[Provided data start]
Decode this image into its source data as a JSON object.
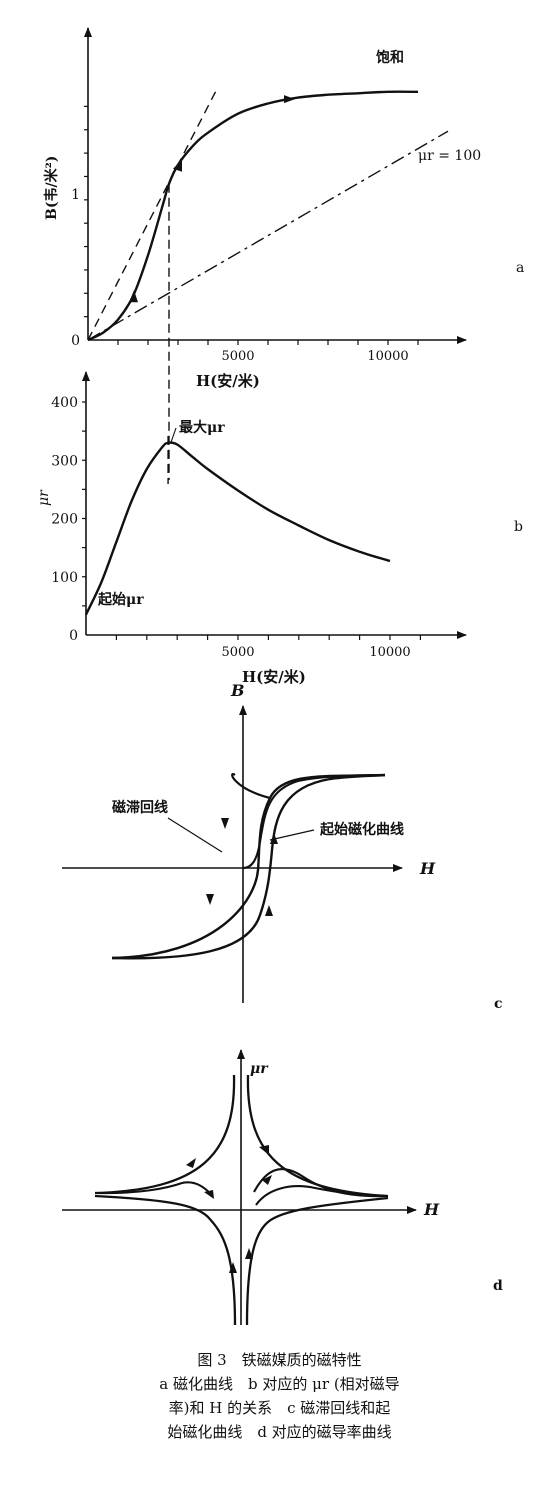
{
  "chart_data": [
    {
      "id": "a",
      "type": "line",
      "panel_label": "a",
      "xlabel": "H(安/米)",
      "ylabel": "B(韦/米²)",
      "xticks": [
        5000,
        10000
      ],
      "yticks": [
        0,
        1
      ],
      "xlim": [
        0,
        12500
      ],
      "ylim": [
        0,
        1.75
      ],
      "series": [
        {
          "name": "",
          "x": [
            0,
            500,
            1000,
            1500,
            2000,
            2500,
            2700,
            3000,
            3500,
            4000,
            5000,
            6000,
            7000,
            8000,
            9000,
            10000,
            11000
          ],
          "y": [
            0,
            0.05,
            0.14,
            0.3,
            0.58,
            0.93,
            1.07,
            1.2,
            1.33,
            1.42,
            1.55,
            1.62,
            1.66,
            1.68,
            1.69,
            1.7,
            1.7
          ]
        }
      ],
      "reference_lines": [
        {
          "name": "",
          "x": [
            0,
            4300
          ],
          "y": [
            0,
            1.72
          ],
          "style": "dashed"
        },
        {
          "name": "",
          "x": [
            0,
            12000
          ],
          "y": [
            0,
            1.43
          ],
          "style": "dash-dot"
        }
      ],
      "vertical_marker_x": 2700,
      "annotations": [
        {
          "text": "饱和",
          "x": 9500,
          "y": 1.8
        },
        {
          "text": "μr = 100",
          "x": 11300,
          "y": 1.28
        }
      ]
    },
    {
      "id": "b",
      "type": "line",
      "panel_label": "b",
      "xlabel": "H(安/米)",
      "ylabel": "μr",
      "xticks": [
        5000,
        10000
      ],
      "yticks": [
        0,
        100,
        200,
        300,
        400
      ],
      "xlim": [
        0,
        12500
      ],
      "ylim": [
        0,
        450
      ],
      "series": [
        {
          "name": "",
          "x": [
            0,
            500,
            1000,
            1500,
            2000,
            2500,
            2700,
            3000,
            3500,
            4000,
            5000,
            6000,
            7000,
            8000,
            9000,
            10000
          ],
          "y": [
            35,
            90,
            160,
            230,
            285,
            322,
            330,
            327,
            306,
            285,
            248,
            215,
            188,
            163,
            143,
            127
          ]
        }
      ],
      "annotations": [
        {
          "text": "最大μr",
          "x": 3200,
          "y": 350
        },
        {
          "text": "起始μr",
          "x": 400,
          "y": 60
        }
      ]
    },
    {
      "id": "c",
      "type": "line",
      "panel_label": "c",
      "xlabel": "H",
      "ylabel": "B",
      "annotations": [
        {
          "text": "磁滞回线"
        },
        {
          "text": "起始磁化曲线"
        }
      ]
    },
    {
      "id": "d",
      "type": "line",
      "panel_label": "d",
      "xlabel": "H",
      "ylabel": "μr"
    }
  ],
  "caption": {
    "title": "图 3　铁磁媒质的磁特性",
    "line1": "a 磁化曲线　b 对应的 μr (相对磁导",
    "line2": "率)和 H 的关系　c 磁滞回线和起",
    "line3": "始磁化曲线　d 对应的磁导率曲线"
  }
}
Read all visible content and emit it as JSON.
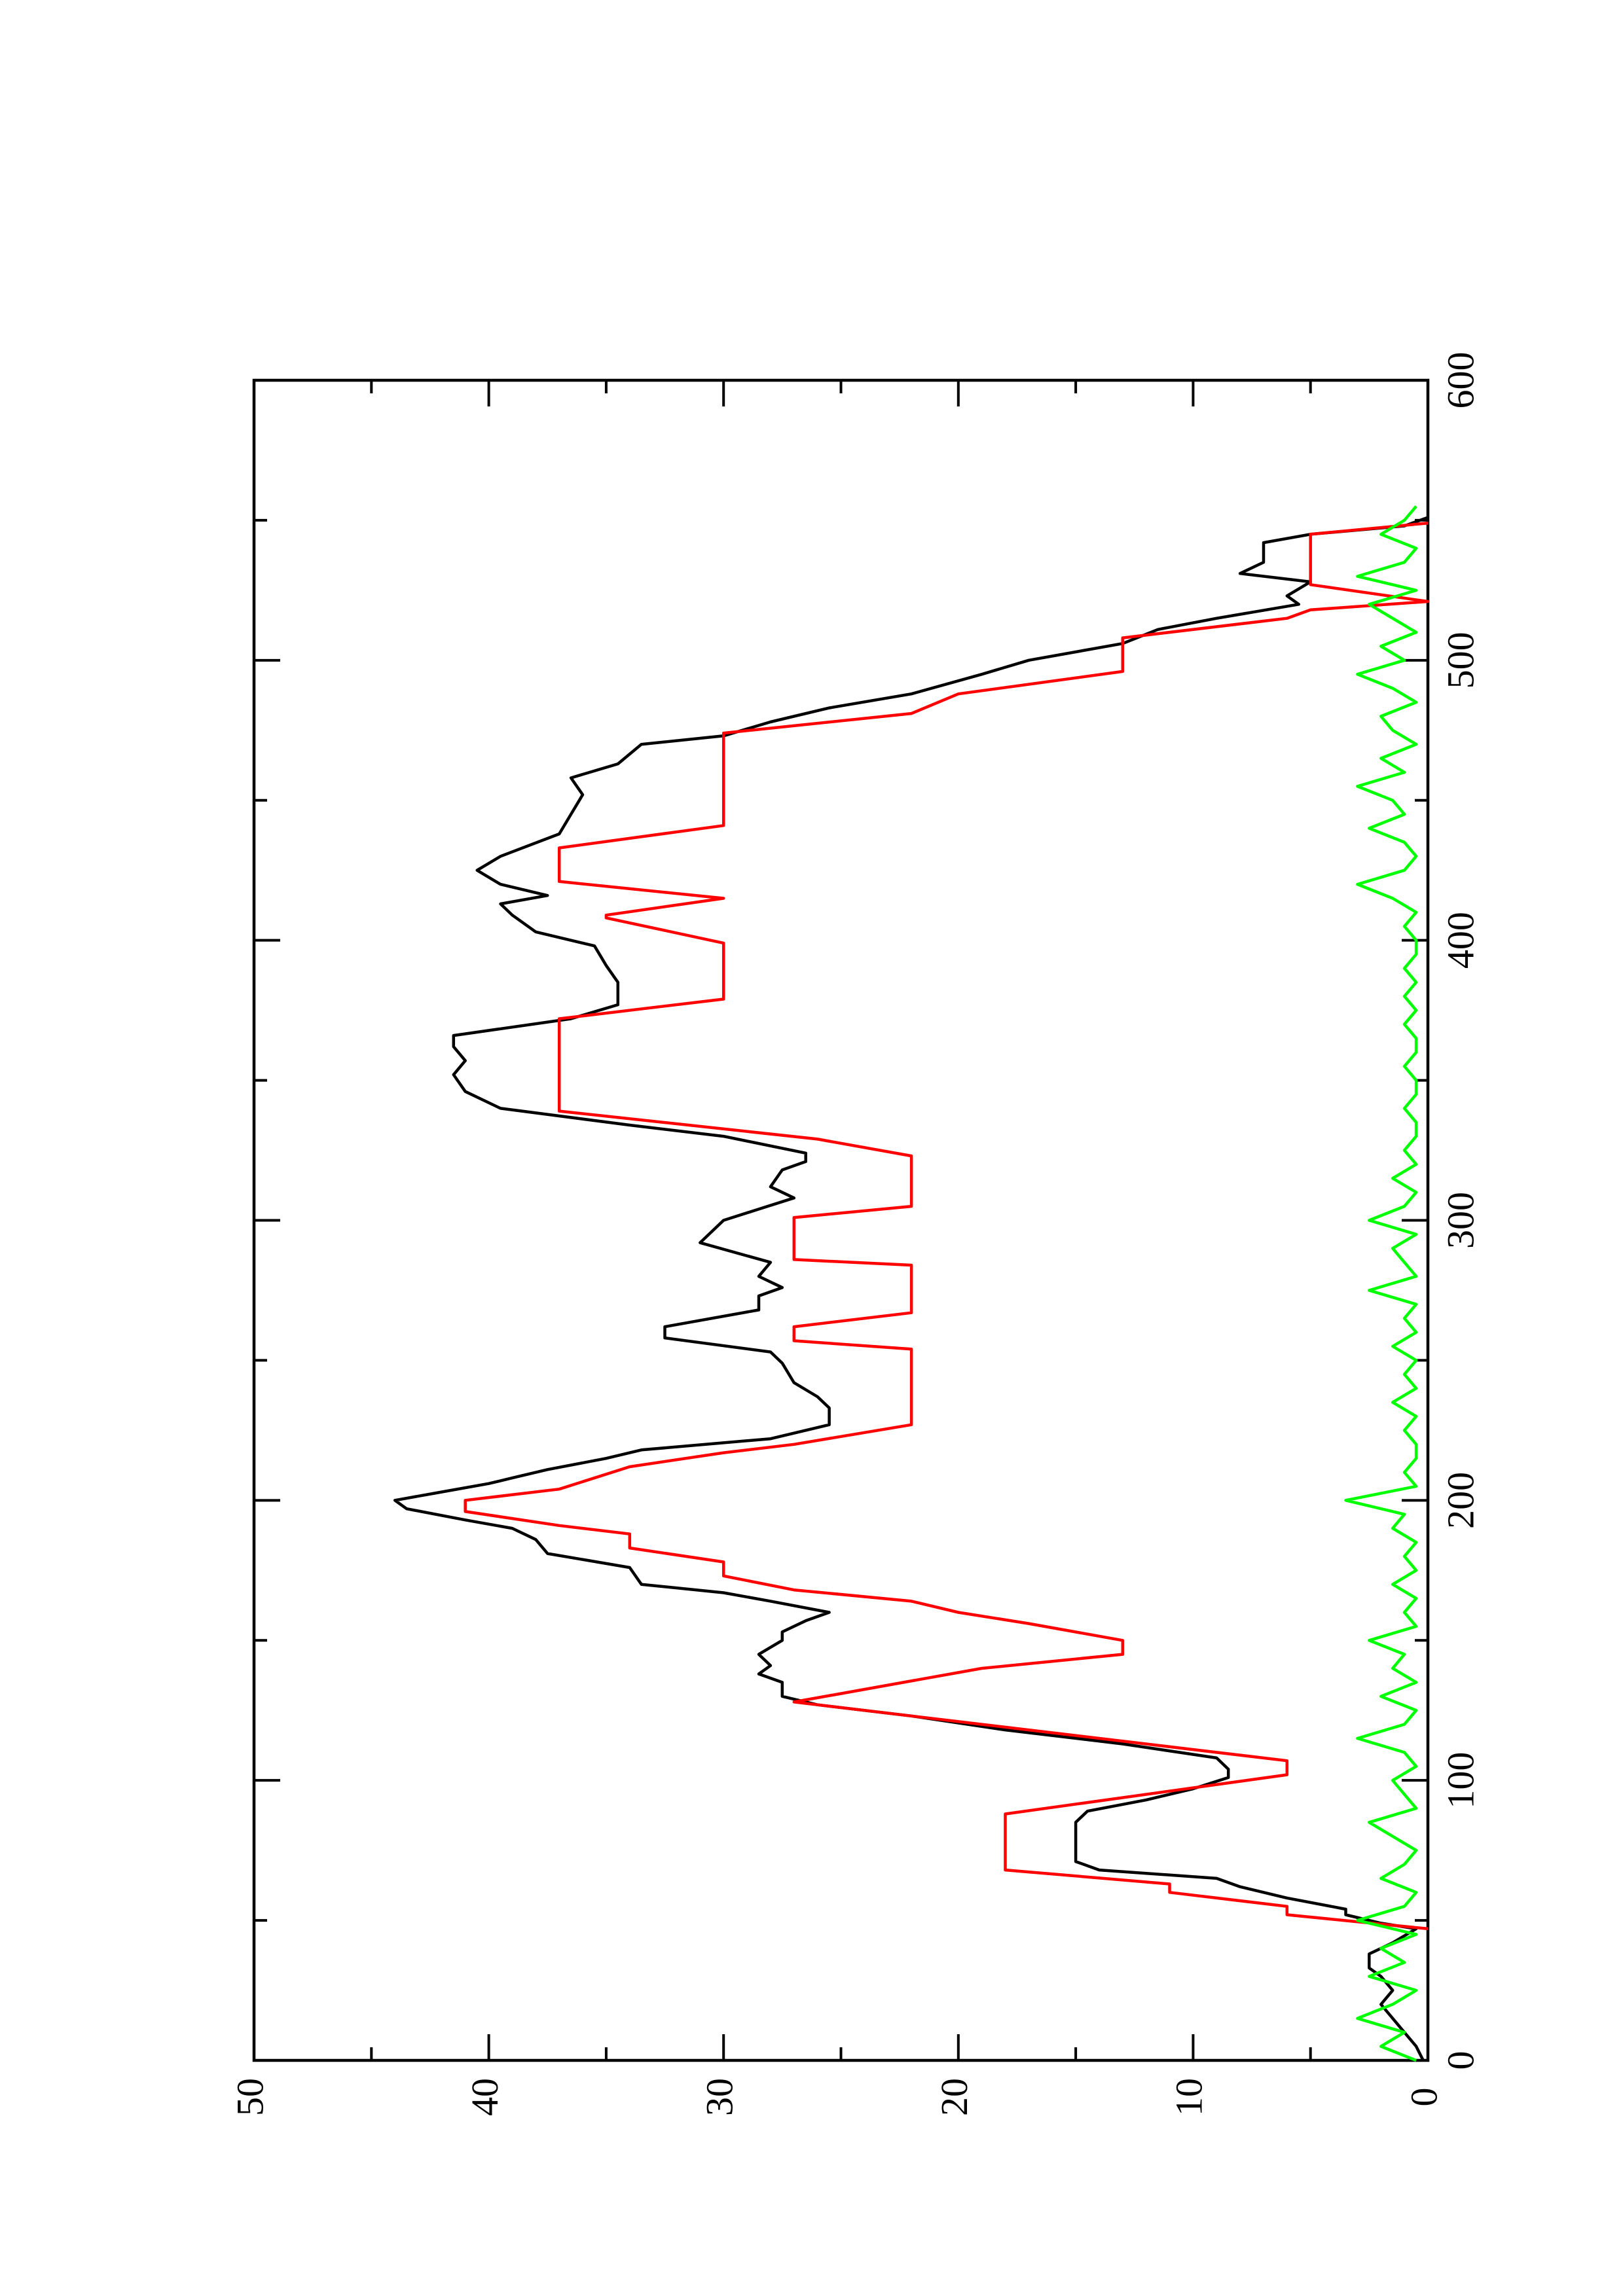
{
  "chart_data": {
    "type": "line",
    "orientation": "rotated",
    "xlim": [
      0,
      600
    ],
    "xticks": [
      0,
      100,
      200,
      300,
      400,
      500,
      600
    ],
    "xminorticks": [
      50,
      150,
      250,
      350,
      450,
      550
    ],
    "ylim": [
      0,
      50
    ],
    "yticks": [
      0,
      10,
      20,
      30,
      40,
      50
    ],
    "yminorticks": [
      5,
      15,
      25,
      35,
      45
    ],
    "series": [
      {
        "color": "#000000",
        "x": [
          0,
          5,
          10,
          15,
          20,
          25,
          30,
          33,
          38,
          42,
          47,
          49,
          52,
          54,
          58,
          62,
          65,
          68,
          71,
          78,
          85,
          89,
          93,
          97,
          101,
          104,
          108,
          113,
          118,
          123,
          127,
          130,
          135,
          138,
          141,
          145,
          150,
          153,
          157,
          160,
          164,
          167,
          170,
          176,
          181,
          186,
          190,
          193,
          197,
          200,
          203,
          206,
          208,
          211,
          215,
          218,
          222,
          227,
          233,
          237,
          242,
          249,
          253,
          258,
          262,
          268,
          273,
          276,
          280,
          285,
          292,
          300,
          304,
          308,
          312,
          318,
          321,
          324,
          330,
          334,
          340,
          346,
          352,
          357,
          362,
          366,
          372,
          377,
          385,
          391,
          398,
          403,
          409,
          413,
          416,
          420,
          425,
          430,
          438,
          445,
          452,
          458,
          463,
          470,
          473,
          478,
          483,
          488,
          495,
          500,
          506,
          511,
          515,
          520,
          523,
          528,
          531,
          535,
          542,
          545,
          548,
          551
        ],
        "values": [
          0.2,
          0.5,
          1,
          1.5,
          2,
          1.5,
          2,
          2.5,
          2.5,
          1.5,
          0.5,
          2,
          3.5,
          3.5,
          6,
          8,
          9,
          14,
          15,
          15,
          15,
          14.5,
          12,
          10,
          8.5,
          8.5,
          9,
          13,
          18,
          22,
          26,
          27.5,
          27.5,
          28.5,
          28,
          28.5,
          27.5,
          27.5,
          26.5,
          25.5,
          28,
          30,
          33.5,
          34,
          37.5,
          38,
          39,
          41,
          43.5,
          44,
          42,
          40,
          39,
          37.5,
          35,
          33.5,
          28,
          25.5,
          25.5,
          26,
          27,
          27.5,
          28,
          32.5,
          32.5,
          28.5,
          28.5,
          27.5,
          28.5,
          28,
          31,
          30,
          28.5,
          27,
          28,
          27.5,
          26.5,
          26.5,
          30,
          34,
          39.5,
          41,
          41.5,
          41,
          41.5,
          41.5,
          36.5,
          34.5,
          34.5,
          35,
          35.5,
          38,
          39,
          39.5,
          37.5,
          39.5,
          40.5,
          39.5,
          37,
          36.5,
          36,
          36.5,
          34.5,
          33.5,
          30,
          28,
          25.5,
          22,
          19,
          17,
          13,
          11.5,
          9,
          5.5,
          6,
          5,
          8,
          7,
          7,
          5,
          1,
          0
        ]
      },
      {
        "color": "#ff0000",
        "x": [
          47,
          52,
          55,
          60,
          63,
          68,
          88,
          102,
          107,
          128,
          140,
          145,
          150,
          156,
          160,
          164,
          168,
          173,
          178,
          183,
          188,
          191,
          196,
          200,
          204,
          212,
          217,
          220,
          227,
          254,
          257,
          262,
          267,
          284,
          286,
          301,
          305,
          323,
          329,
          339,
          372,
          379,
          399,
          408,
          409,
          415,
          421,
          433,
          441,
          474,
          481,
          488,
          496,
          508,
          515,
          518,
          521,
          527,
          545,
          549
        ],
        "values": [
          0,
          6,
          6,
          11,
          11,
          18,
          18,
          6,
          6,
          27,
          19,
          13,
          13,
          17,
          20,
          22,
          27,
          30,
          30,
          34,
          34,
          37,
          41,
          41,
          37,
          34,
          30,
          27,
          22,
          22,
          27,
          27,
          22,
          22,
          27,
          27,
          22,
          22,
          26,
          37,
          37,
          30,
          30,
          35,
          35,
          30,
          37,
          37,
          30,
          30,
          22,
          20,
          13,
          13,
          6,
          5,
          0,
          5,
          5,
          0
        ]
      },
      {
        "color": "#00ff00",
        "x": [
          0,
          5,
          10,
          15,
          20,
          25,
          30,
          35,
          40,
          45,
          50,
          55,
          60,
          65,
          70,
          75,
          80,
          85,
          90,
          95,
          100,
          105,
          110,
          115,
          120,
          125,
          130,
          135,
          140,
          145,
          150,
          155,
          160,
          165,
          170,
          175,
          180,
          185,
          190,
          195,
          200,
          205,
          210,
          215,
          220,
          225,
          230,
          235,
          240,
          245,
          250,
          255,
          260,
          265,
          270,
          275,
          280,
          285,
          290,
          295,
          300,
          305,
          310,
          315,
          320,
          325,
          330,
          335,
          340,
          345,
          350,
          355,
          360,
          365,
          370,
          375,
          380,
          385,
          390,
          395,
          400,
          405,
          410,
          415,
          420,
          425,
          430,
          435,
          440,
          445,
          450,
          455,
          460,
          465,
          470,
          475,
          480,
          485,
          490,
          495,
          500,
          505,
          510,
          515,
          520,
          525,
          530,
          535,
          540,
          545,
          550,
          555
        ],
        "values": [
          0.5,
          2,
          1,
          3,
          1.5,
          0.5,
          2.5,
          1,
          2,
          0.5,
          3,
          1,
          0.5,
          2,
          1,
          0.5,
          1.5,
          2.5,
          0.5,
          1,
          1.5,
          0.5,
          1,
          3,
          1,
          0.5,
          2,
          0.5,
          1.5,
          1,
          2.5,
          0.5,
          1,
          0.5,
          1.5,
          0.5,
          1,
          0.5,
          1.5,
          1,
          3.5,
          0.5,
          1,
          0.5,
          0.5,
          1,
          0.5,
          1.5,
          0.5,
          1,
          0.5,
          1.5,
          0.5,
          1,
          0.5,
          2.5,
          0.5,
          1,
          1.5,
          0.5,
          2.5,
          1,
          0.5,
          1.5,
          0.5,
          1,
          0.5,
          0.5,
          1,
          0.5,
          0.5,
          1,
          0.5,
          0.5,
          1,
          0.5,
          1,
          0.5,
          1,
          0.5,
          0.5,
          1,
          0.5,
          1.5,
          3,
          1,
          0.5,
          1,
          2.5,
          1,
          1.5,
          3,
          1,
          2,
          0.5,
          1.5,
          2,
          0.5,
          1.5,
          3,
          1,
          2,
          0.5,
          1.5,
          2.5,
          0.5,
          3,
          1,
          0.5,
          2,
          1,
          0.5
        ]
      }
    ]
  }
}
[Provided data end]
What the task asks: From the data, collect all lines where the string "color" appears.

The solution:
        "color": "#000000",
        "color": "#ff0000",
        "color": "#00ff00",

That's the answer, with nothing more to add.